[START OF Data for processing]
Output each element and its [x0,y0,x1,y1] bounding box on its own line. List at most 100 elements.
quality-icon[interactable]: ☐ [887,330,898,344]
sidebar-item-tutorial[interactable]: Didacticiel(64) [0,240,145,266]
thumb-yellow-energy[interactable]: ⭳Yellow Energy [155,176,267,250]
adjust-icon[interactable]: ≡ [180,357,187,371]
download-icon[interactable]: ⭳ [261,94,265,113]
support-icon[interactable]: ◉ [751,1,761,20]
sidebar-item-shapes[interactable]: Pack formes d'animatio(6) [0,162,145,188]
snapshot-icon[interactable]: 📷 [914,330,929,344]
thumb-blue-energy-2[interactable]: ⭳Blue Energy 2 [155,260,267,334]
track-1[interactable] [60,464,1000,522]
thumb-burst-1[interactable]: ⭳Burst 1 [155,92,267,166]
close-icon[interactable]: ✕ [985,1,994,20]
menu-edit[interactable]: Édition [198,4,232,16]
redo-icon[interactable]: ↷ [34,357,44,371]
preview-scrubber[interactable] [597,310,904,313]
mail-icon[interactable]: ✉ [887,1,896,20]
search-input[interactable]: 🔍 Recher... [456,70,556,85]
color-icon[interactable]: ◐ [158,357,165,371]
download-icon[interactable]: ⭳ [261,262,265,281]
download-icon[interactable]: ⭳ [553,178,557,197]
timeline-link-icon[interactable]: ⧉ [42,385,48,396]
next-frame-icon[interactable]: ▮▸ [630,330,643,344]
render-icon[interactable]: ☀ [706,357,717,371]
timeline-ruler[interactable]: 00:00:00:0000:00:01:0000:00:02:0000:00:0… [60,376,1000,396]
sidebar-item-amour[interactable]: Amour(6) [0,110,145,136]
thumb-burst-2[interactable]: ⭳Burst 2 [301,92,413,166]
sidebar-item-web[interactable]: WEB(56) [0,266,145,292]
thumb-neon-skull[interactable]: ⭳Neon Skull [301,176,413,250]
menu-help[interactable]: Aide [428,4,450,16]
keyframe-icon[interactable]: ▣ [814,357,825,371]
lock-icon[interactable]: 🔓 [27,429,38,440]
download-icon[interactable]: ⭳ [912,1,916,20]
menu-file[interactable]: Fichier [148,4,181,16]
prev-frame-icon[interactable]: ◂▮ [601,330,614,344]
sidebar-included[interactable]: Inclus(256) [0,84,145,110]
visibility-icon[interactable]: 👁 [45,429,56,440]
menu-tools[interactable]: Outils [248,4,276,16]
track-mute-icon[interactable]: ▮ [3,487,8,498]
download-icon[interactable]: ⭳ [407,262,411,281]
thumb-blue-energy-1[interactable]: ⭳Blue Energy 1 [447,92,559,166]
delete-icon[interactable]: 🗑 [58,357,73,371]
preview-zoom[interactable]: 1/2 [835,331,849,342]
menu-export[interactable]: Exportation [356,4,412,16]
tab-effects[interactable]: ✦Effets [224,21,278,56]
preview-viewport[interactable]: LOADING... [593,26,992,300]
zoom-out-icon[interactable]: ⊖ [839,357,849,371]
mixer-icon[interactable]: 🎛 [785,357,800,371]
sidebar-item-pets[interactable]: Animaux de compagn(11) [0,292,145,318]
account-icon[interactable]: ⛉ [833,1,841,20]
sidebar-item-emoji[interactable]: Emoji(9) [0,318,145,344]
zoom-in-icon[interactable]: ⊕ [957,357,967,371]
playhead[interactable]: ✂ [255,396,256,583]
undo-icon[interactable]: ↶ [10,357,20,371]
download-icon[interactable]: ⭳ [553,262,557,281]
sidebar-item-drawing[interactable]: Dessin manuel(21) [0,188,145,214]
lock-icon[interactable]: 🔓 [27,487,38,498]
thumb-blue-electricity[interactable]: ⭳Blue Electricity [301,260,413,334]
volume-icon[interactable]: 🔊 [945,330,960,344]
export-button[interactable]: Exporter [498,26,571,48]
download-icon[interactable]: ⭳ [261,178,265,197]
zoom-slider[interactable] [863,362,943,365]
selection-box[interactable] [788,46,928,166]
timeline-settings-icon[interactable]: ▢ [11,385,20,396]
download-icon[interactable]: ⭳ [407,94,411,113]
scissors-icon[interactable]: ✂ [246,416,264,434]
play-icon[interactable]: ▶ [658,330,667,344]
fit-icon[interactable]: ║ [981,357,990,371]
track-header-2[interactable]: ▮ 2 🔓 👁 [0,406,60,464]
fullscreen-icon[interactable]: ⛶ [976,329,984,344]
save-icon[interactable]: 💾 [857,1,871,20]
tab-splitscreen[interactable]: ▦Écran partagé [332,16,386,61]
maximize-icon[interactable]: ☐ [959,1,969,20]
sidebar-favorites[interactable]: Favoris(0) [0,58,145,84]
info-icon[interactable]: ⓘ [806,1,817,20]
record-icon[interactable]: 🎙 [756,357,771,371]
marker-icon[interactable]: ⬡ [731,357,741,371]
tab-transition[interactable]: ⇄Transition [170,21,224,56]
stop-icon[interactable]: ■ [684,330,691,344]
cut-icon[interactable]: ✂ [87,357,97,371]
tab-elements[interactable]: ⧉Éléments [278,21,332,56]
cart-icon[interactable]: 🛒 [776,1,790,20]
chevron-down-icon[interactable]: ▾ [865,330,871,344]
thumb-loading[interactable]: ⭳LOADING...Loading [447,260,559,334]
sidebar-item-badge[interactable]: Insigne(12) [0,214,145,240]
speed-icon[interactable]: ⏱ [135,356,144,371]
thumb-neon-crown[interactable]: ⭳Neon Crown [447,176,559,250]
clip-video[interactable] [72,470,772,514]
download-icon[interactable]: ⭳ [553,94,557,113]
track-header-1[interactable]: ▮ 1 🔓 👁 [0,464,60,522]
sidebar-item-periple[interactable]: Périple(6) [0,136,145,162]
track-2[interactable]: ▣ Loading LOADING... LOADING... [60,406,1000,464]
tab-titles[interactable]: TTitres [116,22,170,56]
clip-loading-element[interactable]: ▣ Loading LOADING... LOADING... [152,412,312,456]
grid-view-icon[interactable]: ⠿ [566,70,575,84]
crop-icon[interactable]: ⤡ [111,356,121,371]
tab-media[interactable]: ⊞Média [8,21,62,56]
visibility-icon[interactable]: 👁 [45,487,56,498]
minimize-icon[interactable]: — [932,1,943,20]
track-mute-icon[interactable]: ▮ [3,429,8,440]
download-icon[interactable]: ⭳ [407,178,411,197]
[END OF Data for processing]
Exercise description ▸
Extract every line of the listing that contains the word "clip", paying attention to case.

Response to the exercise ▸
clip-video[interactable] [72,470,772,514]
clip-loading-element[interactable]: ▣ Loading LOADING... LOADING... [152,412,312,456]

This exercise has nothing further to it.